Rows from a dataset

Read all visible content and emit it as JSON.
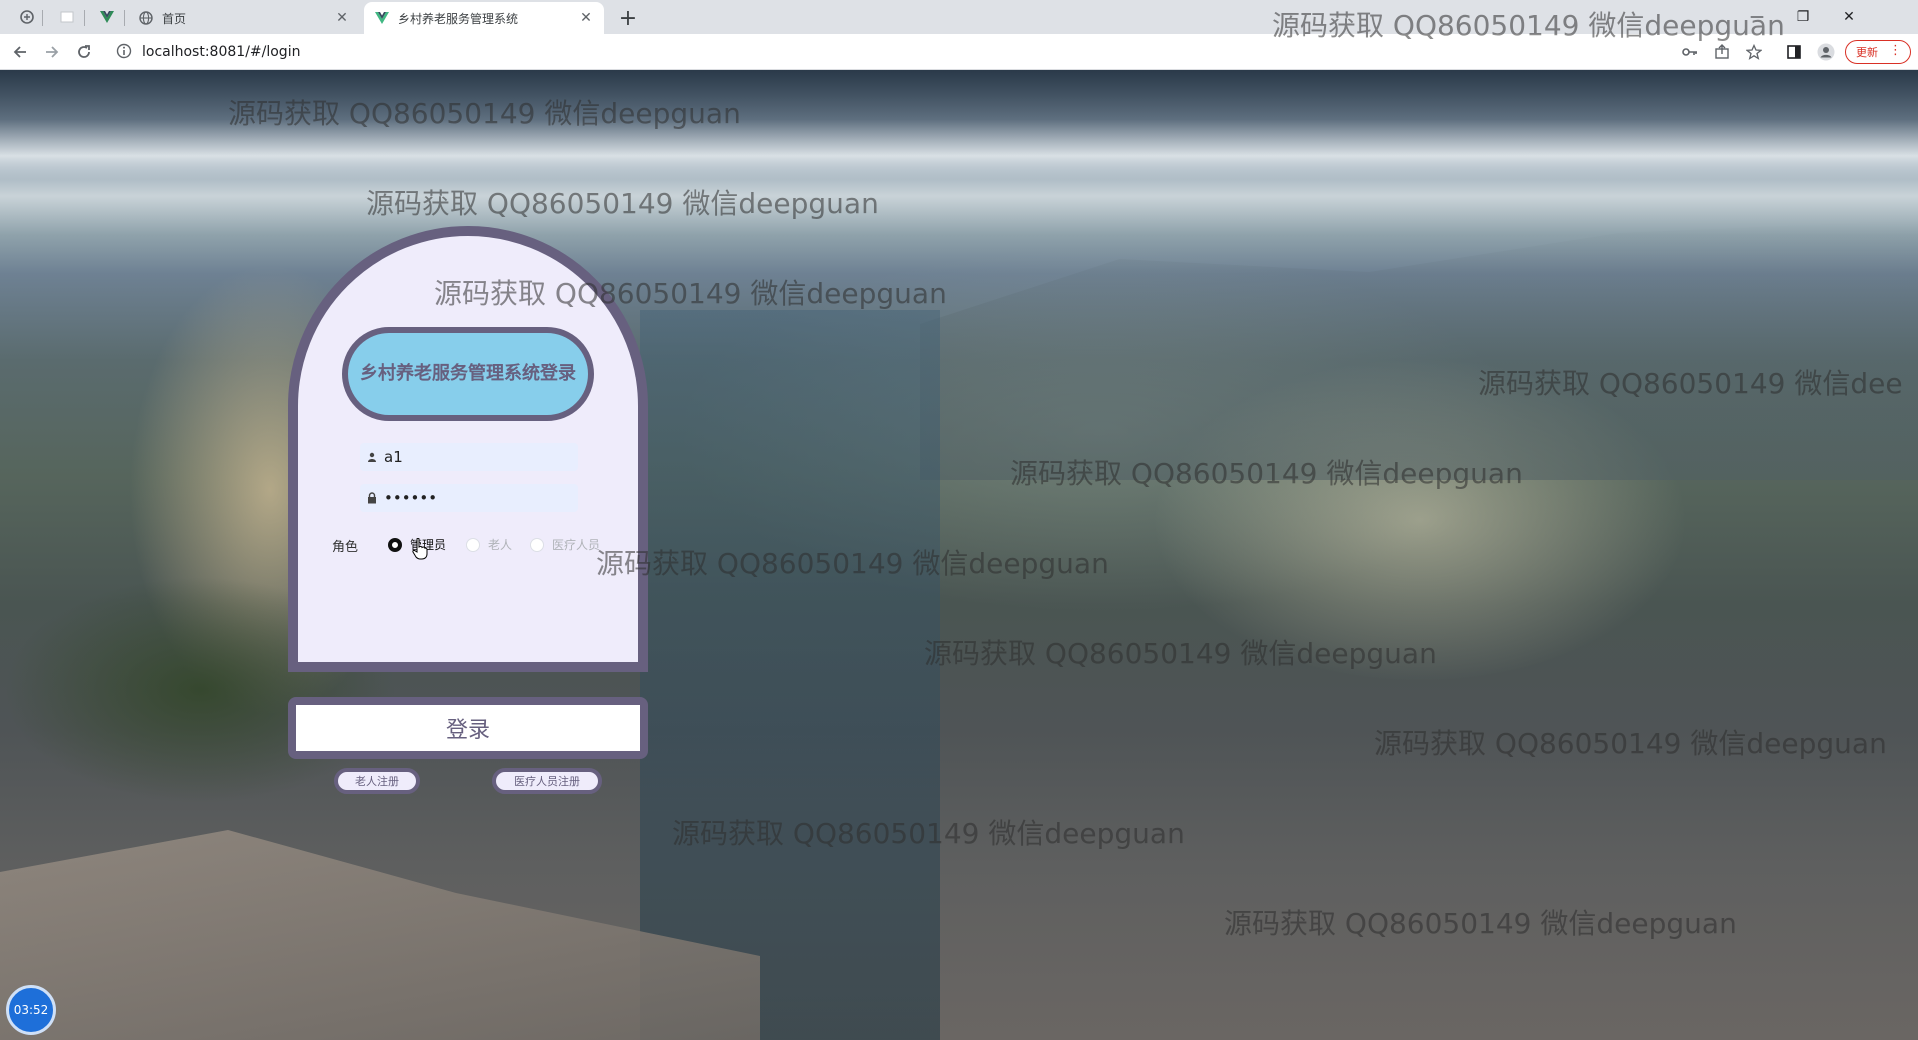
{
  "browser": {
    "tabs": [
      {
        "title": "首页",
        "active": false
      },
      {
        "title": "乡村养老服务管理系统",
        "active": true
      }
    ],
    "url": "localhost:8081/#/login",
    "update_label": "更新",
    "new_tab_label": "+"
  },
  "watermarks": [
    "源码获取 QQ86050149 微信deepguan",
    "源码获取 QQ86050149 微信deepguan",
    "源码获取 QQ86050149 微信deepguan",
    "源码获取 QQ86050149 微信deepguan",
    "源码获取 QQ86050149 微信deepguan",
    "源码获取 QQ86050149 微信dee",
    "源码获取 QQ86050149 微信deepguan",
    "源码获取 QQ86050149 微信deepguan",
    "源码获取 QQ86050149 微信deepguan",
    "源码获取 QQ86050149 微信deepguan",
    "源码获取 QQ86050149 微信deepguan"
  ],
  "login": {
    "title": "乡村养老服务管理系统登录",
    "username": "a1",
    "password": "••••••",
    "role_label": "角色",
    "roles": [
      {
        "label": "管理员",
        "checked": true
      },
      {
        "label": "老人",
        "checked": false
      },
      {
        "label": "医疗人员",
        "checked": false
      }
    ],
    "submit_label": "登录",
    "register_elder_label": "老人注册",
    "register_medical_label": "医疗人员注册"
  },
  "clock": "03:52",
  "colors": {
    "card_border": "#67607f",
    "card_bg": "#efecfb",
    "title_bg": "#87ceeb"
  }
}
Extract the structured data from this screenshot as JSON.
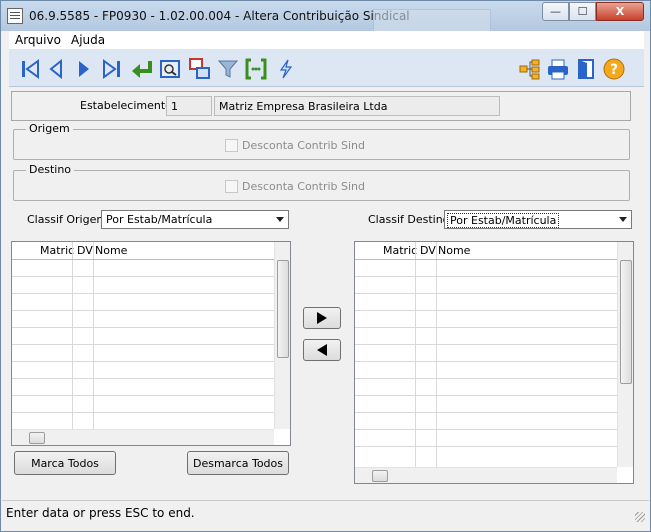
{
  "window": {
    "title": "06.9.5585 - FP0930 - 1.02.00.004 - Altera Contribuição Sindical",
    "min_label": "—",
    "max_label": "☐",
    "close_label": "X"
  },
  "menu": {
    "items": [
      "Arquivo",
      "Ajuda"
    ]
  },
  "toolbar": {
    "left_icons": [
      "first-record-icon",
      "previous-record-icon",
      "next-record-icon",
      "last-record-icon",
      "enter-icon",
      "zoom-icon",
      "relations-icon",
      "filter-icon",
      "brackets-icon",
      "lightning-icon"
    ],
    "right_icons": [
      "tree-icon",
      "print-icon",
      "exit-icon",
      "help-icon"
    ]
  },
  "estabelecimento": {
    "label": "Estabelecimento:",
    "code": "1",
    "name": "Matriz Empresa Brasileira Ltda"
  },
  "origem": {
    "title": "Origem",
    "checkbox_label": "Desconta Contrib Sind"
  },
  "destino": {
    "title": "Destino",
    "checkbox_label": "Desconta Contrib Sind"
  },
  "classif_origem": {
    "label": "Classif Origem:",
    "value": "Por Estab/Matrícula"
  },
  "classif_destino": {
    "label": "Classif Destino:",
    "value": "Por Estab/Matrícula"
  },
  "grid_left": {
    "columns": [
      "Matric",
      "DV",
      "Nome"
    ]
  },
  "grid_right": {
    "columns": [
      "Matric",
      "DV",
      "Nome"
    ]
  },
  "buttons": {
    "move_right": "▶",
    "move_left": "◀",
    "mark_all": "Marca Todos",
    "unmark_all": "Desmarca Todos"
  },
  "status": {
    "text": "Enter data or press ESC to end."
  },
  "colors": {
    "accent": "#1f5fbf",
    "titlebar": "#b3c8e0",
    "toolbar": "#dde7f3"
  }
}
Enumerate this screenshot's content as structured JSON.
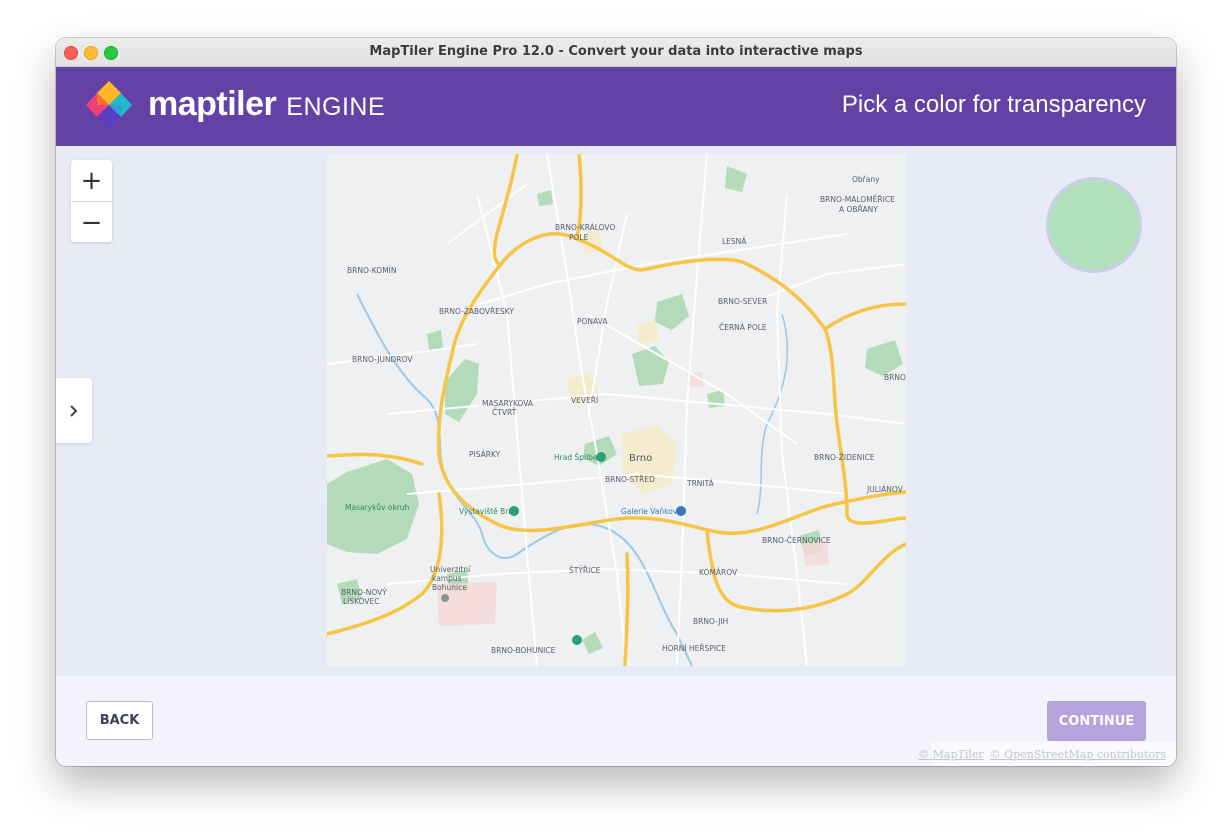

To do → Quote each record exactly as it stands, minus the pictures.

Exercise result →
Read all visible content and emit it as JSON.
{
  "browser": {
    "tabs": [
      {
        "title": "首页",
        "active": false
      },
      {
        "title": "乡村养老服务管理系统",
        "active": true
      }
    ],
    "url": "localhost:8081/#/login",
    "update_label": "更新",
    "new_tab_label": "+"
  },
  "watermarks": [
    "源码获取 QQ86050149 微信deepguan",
    "源码获取 QQ86050149 微信deepguan",
    "源码获取 QQ86050149 微信deepguan",
    "源码获取 QQ86050149 微信deepguan",
    "源码获取 QQ86050149 微信deepguan",
    "源码获取 QQ86050149 微信dee",
    "源码获取 QQ86050149 微信deepguan",
    "源码获取 QQ86050149 微信deepguan",
    "源码获取 QQ86050149 微信deepguan",
    "源码获取 QQ86050149 微信deepguan",
    "源码获取 QQ86050149 微信deepguan"
  ],
  "login": {
    "title": "乡村养老服务管理系统登录",
    "username": "a1",
    "password": "••••••",
    "role_label": "角色",
    "roles": [
      {
        "label": "管理员",
        "checked": true
      },
      {
        "label": "老人",
        "checked": false
      },
      {
        "label": "医疗人员",
        "checked": false
      }
    ],
    "submit_label": "登录",
    "register_elder_label": "老人注册",
    "register_medical_label": "医疗人员注册"
  },
  "clock": "03:52",
  "colors": {
    "card_border": "#67607f",
    "card_bg": "#efecfb",
    "title_bg": "#87ceeb"
  }
}
Extract the structured data from this screenshot as JSON.
{
  "window": {
    "title": "06.9.5585 - FP0930 - 1.02.00.004 - Altera Contribuição Sindical",
    "min_label": "—",
    "max_label": "☐",
    "close_label": "X"
  },
  "menu": {
    "items": [
      "Arquivo",
      "Ajuda"
    ]
  },
  "toolbar": {
    "left_icons": [
      "first-record-icon",
      "previous-record-icon",
      "next-record-icon",
      "last-record-icon",
      "enter-icon",
      "zoom-icon",
      "relations-icon",
      "filter-icon",
      "brackets-icon",
      "lightning-icon"
    ],
    "right_icons": [
      "tree-icon",
      "print-icon",
      "exit-icon",
      "help-icon"
    ]
  },
  "estabelecimento": {
    "label": "Estabelecimento:",
    "code": "1",
    "name": "Matriz Empresa Brasileira Ltda"
  },
  "origem": {
    "title": "Origem",
    "checkbox_label": "Desconta Contrib Sind"
  },
  "destino": {
    "title": "Destino",
    "checkbox_label": "Desconta Contrib Sind"
  },
  "classif_origem": {
    "label": "Classif Origem:",
    "value": "Por Estab/Matrícula"
  },
  "classif_destino": {
    "label": "Classif Destino:",
    "value": "Por Estab/Matrícula"
  },
  "grid_left": {
    "columns": [
      "Matric",
      "DV",
      "Nome"
    ]
  },
  "grid_right": {
    "columns": [
      "Matric",
      "DV",
      "Nome"
    ]
  },
  "buttons": {
    "move_right": "▶",
    "move_left": "◀",
    "mark_all": "Marca Todos",
    "unmark_all": "Desmarca Todos"
  },
  "status": {
    "text": "Enter data or press ESC to end."
  },
  "colors": {
    "accent": "#1f5fbf",
    "titlebar": "#b3c8e0",
    "toolbar": "#dde7f3"
  }
}
Enumerate this screenshot's content as structured JSON.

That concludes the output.